**Task directions:** Restate the listing below word for word, omitting any images.

== Records supplied ==

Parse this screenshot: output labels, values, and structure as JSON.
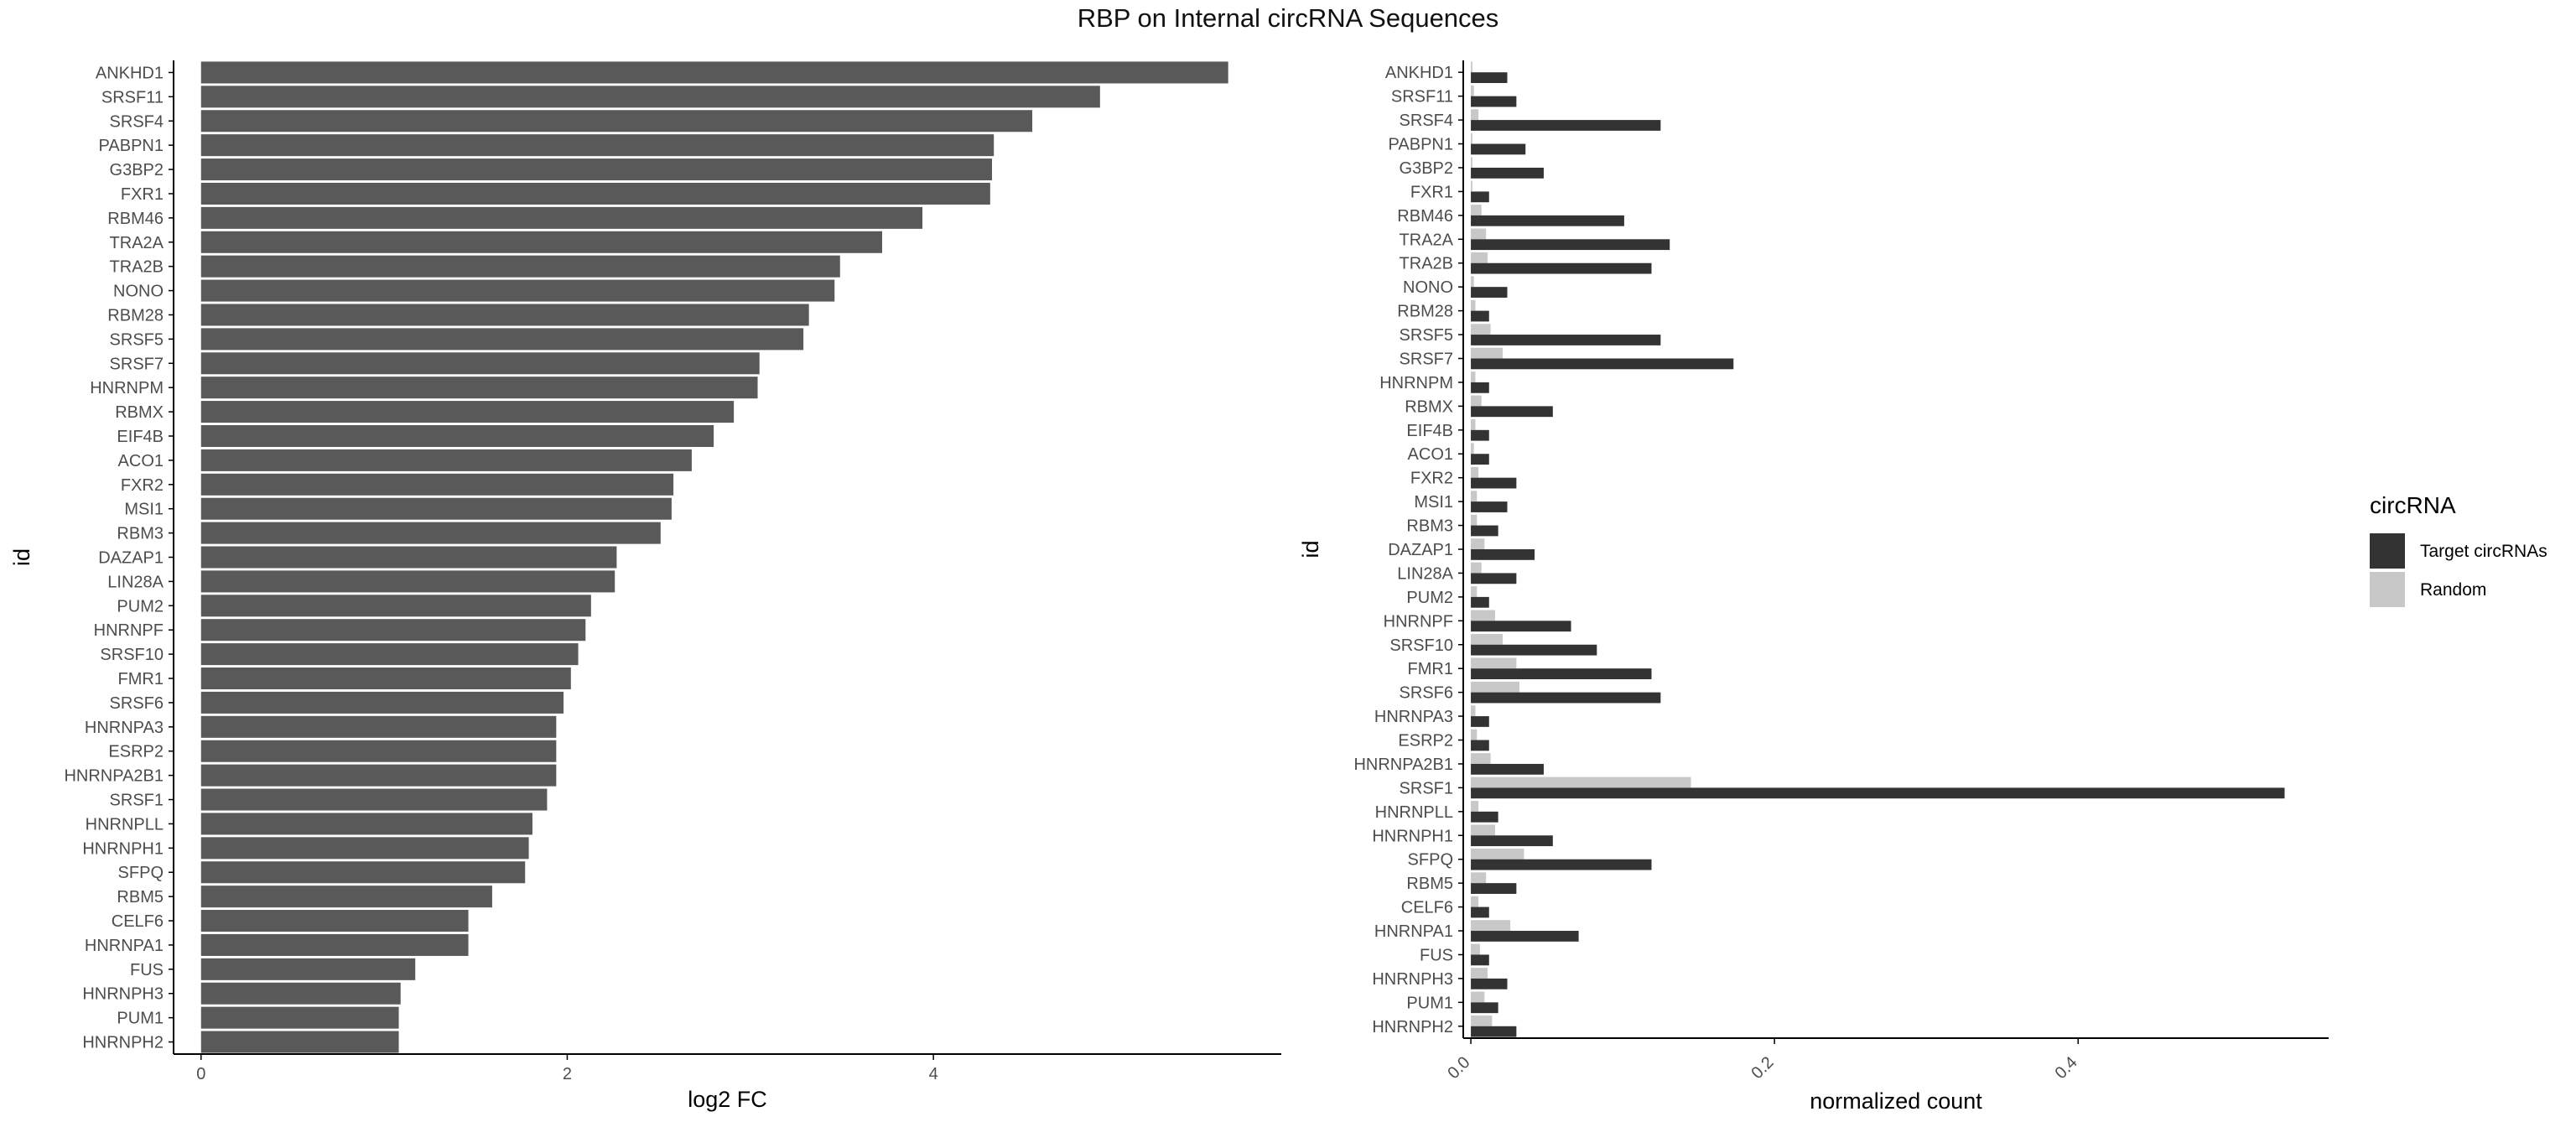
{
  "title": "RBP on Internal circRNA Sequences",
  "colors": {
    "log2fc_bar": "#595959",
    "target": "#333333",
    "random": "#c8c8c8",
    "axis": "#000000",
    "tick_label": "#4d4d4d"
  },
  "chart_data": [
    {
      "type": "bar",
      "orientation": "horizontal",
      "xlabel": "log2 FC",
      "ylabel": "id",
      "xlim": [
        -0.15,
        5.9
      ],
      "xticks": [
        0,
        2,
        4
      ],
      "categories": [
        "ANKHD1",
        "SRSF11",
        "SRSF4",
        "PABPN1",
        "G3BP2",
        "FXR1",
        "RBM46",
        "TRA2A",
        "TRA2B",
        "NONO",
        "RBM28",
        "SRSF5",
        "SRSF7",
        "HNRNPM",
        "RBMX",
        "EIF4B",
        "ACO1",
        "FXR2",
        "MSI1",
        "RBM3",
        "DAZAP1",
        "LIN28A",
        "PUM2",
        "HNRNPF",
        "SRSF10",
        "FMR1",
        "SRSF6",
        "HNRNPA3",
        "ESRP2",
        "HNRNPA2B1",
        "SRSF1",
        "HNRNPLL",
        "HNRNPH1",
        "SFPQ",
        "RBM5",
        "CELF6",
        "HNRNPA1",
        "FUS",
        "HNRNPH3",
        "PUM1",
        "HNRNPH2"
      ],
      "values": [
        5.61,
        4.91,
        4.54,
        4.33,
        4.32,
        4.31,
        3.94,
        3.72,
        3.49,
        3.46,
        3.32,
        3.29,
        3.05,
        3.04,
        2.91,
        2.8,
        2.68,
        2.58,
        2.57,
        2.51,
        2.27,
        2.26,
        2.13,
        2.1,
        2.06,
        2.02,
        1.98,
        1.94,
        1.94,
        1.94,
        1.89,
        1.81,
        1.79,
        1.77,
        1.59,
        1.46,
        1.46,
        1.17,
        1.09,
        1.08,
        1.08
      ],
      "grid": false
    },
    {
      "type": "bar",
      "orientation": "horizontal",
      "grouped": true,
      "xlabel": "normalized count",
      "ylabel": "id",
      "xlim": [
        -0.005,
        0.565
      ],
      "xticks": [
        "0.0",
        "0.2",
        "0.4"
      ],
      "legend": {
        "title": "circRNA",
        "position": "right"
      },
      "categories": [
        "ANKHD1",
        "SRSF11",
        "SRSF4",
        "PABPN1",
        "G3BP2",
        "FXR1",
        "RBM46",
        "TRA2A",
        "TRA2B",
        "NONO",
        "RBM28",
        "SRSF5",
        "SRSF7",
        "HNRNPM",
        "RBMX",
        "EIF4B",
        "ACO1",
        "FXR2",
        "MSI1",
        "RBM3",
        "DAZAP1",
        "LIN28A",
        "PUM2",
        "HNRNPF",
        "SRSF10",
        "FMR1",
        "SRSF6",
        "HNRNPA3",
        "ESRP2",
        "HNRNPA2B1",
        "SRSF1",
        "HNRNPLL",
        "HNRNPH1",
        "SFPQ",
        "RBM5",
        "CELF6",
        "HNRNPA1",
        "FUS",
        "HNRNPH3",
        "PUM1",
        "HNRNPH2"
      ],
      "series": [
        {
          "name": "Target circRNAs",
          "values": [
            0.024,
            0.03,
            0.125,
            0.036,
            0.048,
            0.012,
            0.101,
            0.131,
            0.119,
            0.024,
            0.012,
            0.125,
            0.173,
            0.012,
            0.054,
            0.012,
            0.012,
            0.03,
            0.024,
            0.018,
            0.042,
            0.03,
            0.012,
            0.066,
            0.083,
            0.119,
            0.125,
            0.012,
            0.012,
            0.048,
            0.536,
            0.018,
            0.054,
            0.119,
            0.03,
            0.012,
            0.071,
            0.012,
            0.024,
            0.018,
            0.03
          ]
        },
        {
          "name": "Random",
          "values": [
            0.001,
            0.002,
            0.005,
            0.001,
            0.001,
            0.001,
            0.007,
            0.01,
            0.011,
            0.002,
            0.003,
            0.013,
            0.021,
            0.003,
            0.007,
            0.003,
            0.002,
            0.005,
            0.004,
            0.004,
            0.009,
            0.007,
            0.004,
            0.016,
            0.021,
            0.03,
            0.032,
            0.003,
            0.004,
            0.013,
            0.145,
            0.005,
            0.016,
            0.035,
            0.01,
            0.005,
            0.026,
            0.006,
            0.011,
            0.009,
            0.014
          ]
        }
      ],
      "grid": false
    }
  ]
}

===

**The reply:**
Parse this screenshot: output labels, values, and structure as JSON.
{
  "title": "RBP on Internal circRNA Sequences",
  "colors": {
    "log2fc_bar": "#595959",
    "target": "#333333",
    "random": "#c8c8c8",
    "axis": "#000000",
    "tick_label": "#4d4d4d"
  },
  "chart_data": [
    {
      "type": "bar",
      "orientation": "horizontal",
      "xlabel": "log2 FC",
      "ylabel": "id",
      "xlim": [
        -0.15,
        5.9
      ],
      "xticks": [
        0,
        2,
        4
      ],
      "categories": [
        "ANKHD1",
        "SRSF11",
        "SRSF4",
        "PABPN1",
        "G3BP2",
        "FXR1",
        "RBM46",
        "TRA2A",
        "TRA2B",
        "NONO",
        "RBM28",
        "SRSF5",
        "SRSF7",
        "HNRNPM",
        "RBMX",
        "EIF4B",
        "ACO1",
        "FXR2",
        "MSI1",
        "RBM3",
        "DAZAP1",
        "LIN28A",
        "PUM2",
        "HNRNPF",
        "SRSF10",
        "FMR1",
        "SRSF6",
        "HNRNPA3",
        "ESRP2",
        "HNRNPA2B1",
        "SRSF1",
        "HNRNPLL",
        "HNRNPH1",
        "SFPQ",
        "RBM5",
        "CELF6",
        "HNRNPA1",
        "FUS",
        "HNRNPH3",
        "PUM1",
        "HNRNPH2"
      ],
      "values": [
        5.61,
        4.91,
        4.54,
        4.33,
        4.32,
        4.31,
        3.94,
        3.72,
        3.49,
        3.46,
        3.32,
        3.29,
        3.05,
        3.04,
        2.91,
        2.8,
        2.68,
        2.58,
        2.57,
        2.51,
        2.27,
        2.26,
        2.13,
        2.1,
        2.06,
        2.02,
        1.98,
        1.94,
        1.94,
        1.94,
        1.89,
        1.81,
        1.79,
        1.77,
        1.59,
        1.46,
        1.46,
        1.17,
        1.09,
        1.08,
        1.08
      ],
      "grid": false
    },
    {
      "type": "bar",
      "orientation": "horizontal",
      "grouped": true,
      "xlabel": "normalized count",
      "ylabel": "id",
      "xlim": [
        -0.005,
        0.565
      ],
      "xticks": [
        "0.0",
        "0.2",
        "0.4"
      ],
      "legend": {
        "title": "circRNA",
        "position": "right"
      },
      "categories": [
        "ANKHD1",
        "SRSF11",
        "SRSF4",
        "PABPN1",
        "G3BP2",
        "FXR1",
        "RBM46",
        "TRA2A",
        "TRA2B",
        "NONO",
        "RBM28",
        "SRSF5",
        "SRSF7",
        "HNRNPM",
        "RBMX",
        "EIF4B",
        "ACO1",
        "FXR2",
        "MSI1",
        "RBM3",
        "DAZAP1",
        "LIN28A",
        "PUM2",
        "HNRNPF",
        "SRSF10",
        "FMR1",
        "SRSF6",
        "HNRNPA3",
        "ESRP2",
        "HNRNPA2B1",
        "SRSF1",
        "HNRNPLL",
        "HNRNPH1",
        "SFPQ",
        "RBM5",
        "CELF6",
        "HNRNPA1",
        "FUS",
        "HNRNPH3",
        "PUM1",
        "HNRNPH2"
      ],
      "series": [
        {
          "name": "Target circRNAs",
          "values": [
            0.024,
            0.03,
            0.125,
            0.036,
            0.048,
            0.012,
            0.101,
            0.131,
            0.119,
            0.024,
            0.012,
            0.125,
            0.173,
            0.012,
            0.054,
            0.012,
            0.012,
            0.03,
            0.024,
            0.018,
            0.042,
            0.03,
            0.012,
            0.066,
            0.083,
            0.119,
            0.125,
            0.012,
            0.012,
            0.048,
            0.536,
            0.018,
            0.054,
            0.119,
            0.03,
            0.012,
            0.071,
            0.012,
            0.024,
            0.018,
            0.03
          ]
        },
        {
          "name": "Random",
          "values": [
            0.001,
            0.002,
            0.005,
            0.001,
            0.001,
            0.001,
            0.007,
            0.01,
            0.011,
            0.002,
            0.003,
            0.013,
            0.021,
            0.003,
            0.007,
            0.003,
            0.002,
            0.005,
            0.004,
            0.004,
            0.009,
            0.007,
            0.004,
            0.016,
            0.021,
            0.03,
            0.032,
            0.003,
            0.004,
            0.013,
            0.145,
            0.005,
            0.016,
            0.035,
            0.01,
            0.005,
            0.026,
            0.006,
            0.011,
            0.009,
            0.014
          ]
        }
      ],
      "grid": false
    }
  ]
}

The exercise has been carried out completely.